AIM OF THE TASK: Write the data below out exactly as it stands. Do not include the pictures.

LISTED ENTRIES:
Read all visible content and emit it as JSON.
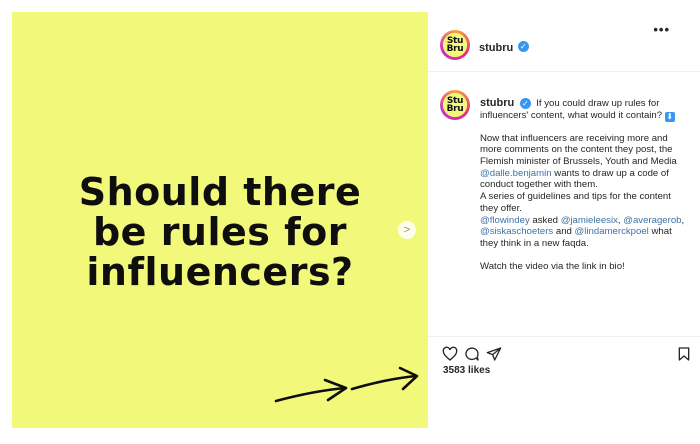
{
  "post": {
    "headline": [
      "Should there",
      "be rules for",
      "influencers?"
    ]
  },
  "header": {
    "avatar_text": [
      "Stu",
      "Bru"
    ],
    "username": "stubru",
    "more_label": "•••"
  },
  "caption": {
    "username": "stubru",
    "intro": "If you could draw up rules for influencers' content, what would it contain?",
    "intro_emoji": "⬇",
    "p2_before": "Now that influencers are receiving more and more comments on the content they post, the Flemish minister of Brussels, Youth and Media ",
    "p2_mention": "@dalle.benjamin",
    "p2_after": " wants to draw up a code of conduct together with them.",
    "p3": "A series of guidelines and tips for the content they offer.",
    "p4_m1": "@flowindey",
    "p4_t1": " asked ",
    "p4_m2": "@jamieleesix",
    "p4_t2": ", ",
    "p4_m3": "@averagerob",
    "p4_t3": ", ",
    "p4_m4": "@siskaschoeters",
    "p4_t4": " and ",
    "p4_m5": "@lindamerckpoel",
    "p4_t5": " what they think in a new faqda.",
    "p5": "Watch the video via the link in bio!"
  },
  "actions": {
    "likes": "3583 likes"
  },
  "icons": {
    "like": "heart-icon",
    "comment": "comment-icon",
    "share": "send-icon",
    "save": "bookmark-icon",
    "verified": "verified-badge-icon",
    "next": "chevron-right-icon"
  },
  "colors": {
    "post_background": "#f2f87a",
    "link": "#3f73a6",
    "verified": "#3897f0"
  }
}
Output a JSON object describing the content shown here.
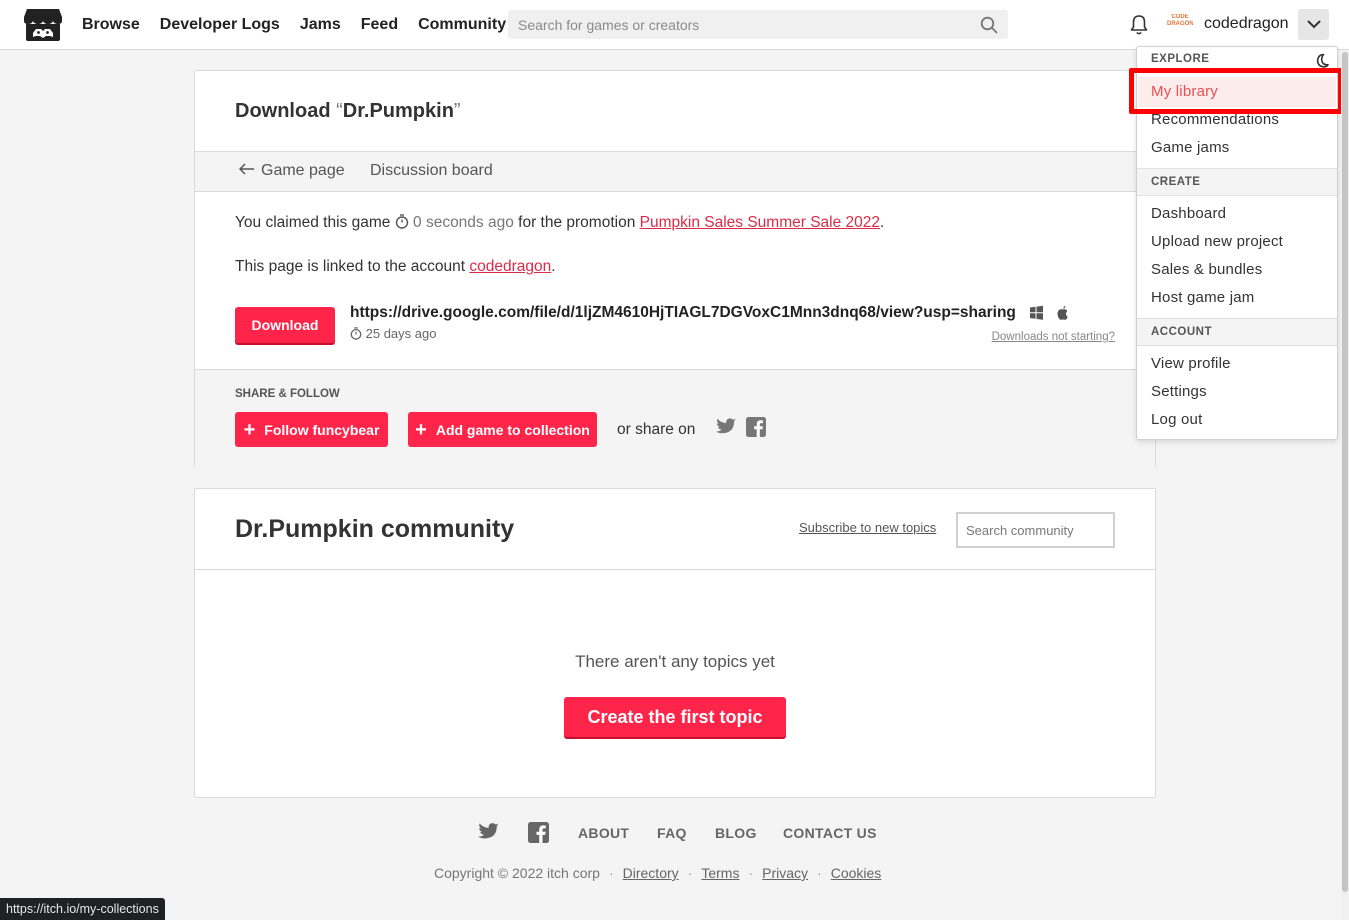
{
  "header": {
    "nav": [
      "Browse",
      "Developer Logs",
      "Jams",
      "Feed",
      "Community"
    ],
    "search_placeholder": "Search for games or creators",
    "avatar_text": "CODE DRAGON",
    "username": "codedragon"
  },
  "dropdown": {
    "explore_heading": "EXPLORE",
    "explore_items": [
      "My library",
      "Recommendations",
      "Game jams"
    ],
    "create_heading": "CREATE",
    "create_items": [
      "Dashboard",
      "Upload new project",
      "Sales & bundles",
      "Host game jam"
    ],
    "account_heading": "ACCOUNT",
    "account_items": [
      "View profile",
      "Settings",
      "Log out"
    ],
    "highlight_color": "#ff0000"
  },
  "download_card": {
    "title_prefix": "Download ",
    "open_quote": "“",
    "game_name": "Dr.Pumpkin",
    "close_quote": "”",
    "game_page_link": "Game page",
    "discussion_link": "Discussion board",
    "claimed_text": "You claimed this game",
    "claimed_ago": "0 seconds ago",
    "promotion_text": "for the promotion",
    "promotion_link": "Pumpkin Sales Summer Sale 2022",
    "period": ".",
    "linked_text": "This page is linked to the account",
    "linked_account": "codedragon",
    "download_button": "Download",
    "download_url": "https://drive.google.com/file/d/1ljZM4610HjTIAGL7DGVoxC1Mnn3dnq68/view?usp=sharing",
    "uploaded_ago": "25 days ago",
    "not_starting": "Downloads not starting?",
    "share_heading": "SHARE & FOLLOW",
    "follow_button": "Follow funcybear",
    "collection_button": "Add game to collection",
    "or_share": "or share on"
  },
  "community_card": {
    "title": "Dr.Pumpkin community",
    "subscribe_link": "Subscribe to new topics",
    "search_placeholder": "Search community",
    "empty_text": "There aren't any topics yet",
    "create_button": "Create the first topic"
  },
  "footer": {
    "links": [
      "ABOUT",
      "FAQ",
      "BLOG",
      "CONTACT US"
    ],
    "copyright": "Copyright © 2022 itch corp",
    "legal": [
      "Directory",
      "Terms",
      "Privacy",
      "Cookies"
    ]
  },
  "status_bar_url": "https://itch.io/my-collections",
  "colors": {
    "accent": "#ff2449",
    "link": "#da2c49"
  }
}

WRITTEN SOLUTION:
Read all visible content and emit it as JSON.
{
  "post": {
    "headline": [
      "Should there",
      "be rules for",
      "influencers?"
    ]
  },
  "header": {
    "avatar_text": [
      "Stu",
      "Bru"
    ],
    "username": "stubru",
    "more_label": "•••"
  },
  "caption": {
    "username": "stubru",
    "intro": "If you could draw up rules for influencers' content, what would it contain?",
    "intro_emoji": "⬇",
    "p2_before": "Now that influencers are receiving more and more comments on the content they post, the Flemish minister of Brussels, Youth and Media ",
    "p2_mention": "@dalle.benjamin",
    "p2_after": " wants to draw up a code of conduct together with them.",
    "p3": "A series of guidelines and tips for the content they offer.",
    "p4_m1": "@flowindey",
    "p4_t1": " asked ",
    "p4_m2": "@jamieleesix",
    "p4_t2": ", ",
    "p4_m3": "@averagerob",
    "p4_t3": ", ",
    "p4_m4": "@siskaschoeters",
    "p4_t4": " and ",
    "p4_m5": "@lindamerckpoel",
    "p4_t5": " what they think in a new faqda.",
    "p5": "Watch the video via the link in bio!"
  },
  "actions": {
    "likes": "3583 likes"
  },
  "icons": {
    "like": "heart-icon",
    "comment": "comment-icon",
    "share": "send-icon",
    "save": "bookmark-icon",
    "verified": "verified-badge-icon",
    "next": "chevron-right-icon"
  },
  "colors": {
    "post_background": "#f2f87a",
    "link": "#3f73a6",
    "verified": "#3897f0"
  }
}
Output a JSON object describing the content shown here.
{
  "header": {
    "nav": [
      "Browse",
      "Developer Logs",
      "Jams",
      "Feed",
      "Community"
    ],
    "search_placeholder": "Search for games or creators",
    "avatar_text": "CODE DRAGON",
    "username": "codedragon"
  },
  "dropdown": {
    "explore_heading": "EXPLORE",
    "explore_items": [
      "My library",
      "Recommendations",
      "Game jams"
    ],
    "create_heading": "CREATE",
    "create_items": [
      "Dashboard",
      "Upload new project",
      "Sales & bundles",
      "Host game jam"
    ],
    "account_heading": "ACCOUNT",
    "account_items": [
      "View profile",
      "Settings",
      "Log out"
    ],
    "highlight_color": "#ff0000"
  },
  "download_card": {
    "title_prefix": "Download ",
    "open_quote": "“",
    "game_name": "Dr.Pumpkin",
    "close_quote": "”",
    "game_page_link": "Game page",
    "discussion_link": "Discussion board",
    "claimed_text": "You claimed this game",
    "claimed_ago": "0 seconds ago",
    "promotion_text": "for the promotion",
    "promotion_link": "Pumpkin Sales Summer Sale 2022",
    "period": ".",
    "linked_text": "This page is linked to the account",
    "linked_account": "codedragon",
    "download_button": "Download",
    "download_url": "https://drive.google.com/file/d/1ljZM4610HjTIAGL7DGVoxC1Mnn3dnq68/view?usp=sharing",
    "uploaded_ago": "25 days ago",
    "not_starting": "Downloads not starting?",
    "share_heading": "SHARE & FOLLOW",
    "follow_button": "Follow funcybear",
    "collection_button": "Add game to collection",
    "or_share": "or share on"
  },
  "community_card": {
    "title": "Dr.Pumpkin community",
    "subscribe_link": "Subscribe to new topics",
    "search_placeholder": "Search community",
    "empty_text": "There aren't any topics yet",
    "create_button": "Create the first topic"
  },
  "footer": {
    "links": [
      "ABOUT",
      "FAQ",
      "BLOG",
      "CONTACT US"
    ],
    "copyright": "Copyright © 2022 itch corp",
    "legal": [
      "Directory",
      "Terms",
      "Privacy",
      "Cookies"
    ]
  },
  "status_bar_url": "https://itch.io/my-collections",
  "colors": {
    "accent": "#ff2449",
    "link": "#da2c49"
  }
}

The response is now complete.